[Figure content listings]
○ ○ ○
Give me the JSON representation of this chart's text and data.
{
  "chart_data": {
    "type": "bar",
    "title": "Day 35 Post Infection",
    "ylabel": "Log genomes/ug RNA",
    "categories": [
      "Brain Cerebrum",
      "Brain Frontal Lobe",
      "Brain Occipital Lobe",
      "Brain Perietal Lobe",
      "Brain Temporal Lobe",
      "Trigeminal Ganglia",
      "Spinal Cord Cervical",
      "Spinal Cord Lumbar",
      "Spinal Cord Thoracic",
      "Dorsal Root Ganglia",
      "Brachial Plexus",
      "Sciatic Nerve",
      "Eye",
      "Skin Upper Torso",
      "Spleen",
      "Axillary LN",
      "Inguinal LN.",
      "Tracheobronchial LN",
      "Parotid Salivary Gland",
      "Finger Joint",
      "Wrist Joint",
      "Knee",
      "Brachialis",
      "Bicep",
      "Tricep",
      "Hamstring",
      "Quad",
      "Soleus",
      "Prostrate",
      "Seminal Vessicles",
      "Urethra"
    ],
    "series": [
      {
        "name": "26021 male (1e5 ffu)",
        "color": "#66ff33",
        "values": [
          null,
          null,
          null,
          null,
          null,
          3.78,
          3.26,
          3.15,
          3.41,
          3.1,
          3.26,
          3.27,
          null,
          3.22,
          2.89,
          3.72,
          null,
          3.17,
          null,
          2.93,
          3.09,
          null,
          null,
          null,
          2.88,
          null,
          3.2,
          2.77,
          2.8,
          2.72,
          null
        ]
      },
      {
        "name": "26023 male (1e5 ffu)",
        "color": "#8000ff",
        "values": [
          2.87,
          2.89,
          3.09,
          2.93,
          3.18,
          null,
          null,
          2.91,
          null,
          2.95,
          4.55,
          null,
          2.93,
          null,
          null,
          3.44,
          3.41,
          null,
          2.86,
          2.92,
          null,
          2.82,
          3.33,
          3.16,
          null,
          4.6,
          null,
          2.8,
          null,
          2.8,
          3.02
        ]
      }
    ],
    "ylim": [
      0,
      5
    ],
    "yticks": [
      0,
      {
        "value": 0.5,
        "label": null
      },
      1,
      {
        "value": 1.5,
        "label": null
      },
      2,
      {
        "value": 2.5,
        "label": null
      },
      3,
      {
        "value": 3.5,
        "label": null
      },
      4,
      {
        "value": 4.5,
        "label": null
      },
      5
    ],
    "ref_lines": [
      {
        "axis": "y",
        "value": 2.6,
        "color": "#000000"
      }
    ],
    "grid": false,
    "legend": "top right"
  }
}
○ ○ ○
About this exercise |
Write the data above out again in full, exactly.

Answer box |
Give me the JSON representation of this chart's text and data.
{
  "chart_data": {
    "type": "bar",
    "title": "Day 35 Post Infection",
    "ylabel": "Log genomes/ug RNA",
    "categories": [
      "Brain Cerebrum",
      "Brain Frontal Lobe",
      "Brain Occipital Lobe",
      "Brain Perietal Lobe",
      "Brain Temporal Lobe",
      "Trigeminal Ganglia",
      "Spinal Cord Cervical",
      "Spinal Cord Lumbar",
      "Spinal Cord Thoracic",
      "Dorsal Root Ganglia",
      "Brachial Plexus",
      "Sciatic Nerve",
      "Eye",
      "Skin Upper Torso",
      "Spleen",
      "Axillary LN",
      "Inguinal LN.",
      "Tracheobronchial LN",
      "Parotid Salivary Gland",
      "Finger Joint",
      "Wrist Joint",
      "Knee",
      "Brachialis",
      "Bicep",
      "Tricep",
      "Hamstring",
      "Quad",
      "Soleus",
      "Prostrate",
      "Seminal Vessicles",
      "Urethra"
    ],
    "series": [
      {
        "name": "26021 male (1e5 ffu)",
        "color": "#66ff33",
        "values": [
          null,
          null,
          null,
          null,
          null,
          3.78,
          3.26,
          3.15,
          3.41,
          3.1,
          3.26,
          3.27,
          null,
          3.22,
          2.89,
          3.72,
          null,
          3.17,
          null,
          2.93,
          3.09,
          null,
          null,
          null,
          2.88,
          null,
          3.2,
          2.77,
          2.8,
          2.72,
          null
        ]
      },
      {
        "name": "26023 male (1e5 ffu)",
        "color": "#8000ff",
        "values": [
          2.87,
          2.89,
          3.09,
          2.93,
          3.18,
          null,
          null,
          2.91,
          null,
          2.95,
          4.55,
          null,
          2.93,
          null,
          null,
          3.44,
          3.41,
          null,
          2.86,
          2.92,
          null,
          2.82,
          3.33,
          3.16,
          null,
          4.6,
          null,
          2.8,
          null,
          2.8,
          3.02
        ]
      }
    ],
    "ylim": [
      0,
      5
    ],
    "yticks": [
      0,
      {
        "value": 0.5,
        "label": null
      },
      1,
      {
        "value": 1.5,
        "label": null
      },
      2,
      {
        "value": 2.5,
        "label": null
      },
      3,
      {
        "value": 3.5,
        "label": null
      },
      4,
      {
        "value": 4.5,
        "label": null
      },
      5
    ],
    "ref_lines": [
      {
        "axis": "y",
        "value": 2.6,
        "color": "#000000"
      }
    ],
    "grid": false,
    "legend": "top right"
  }
}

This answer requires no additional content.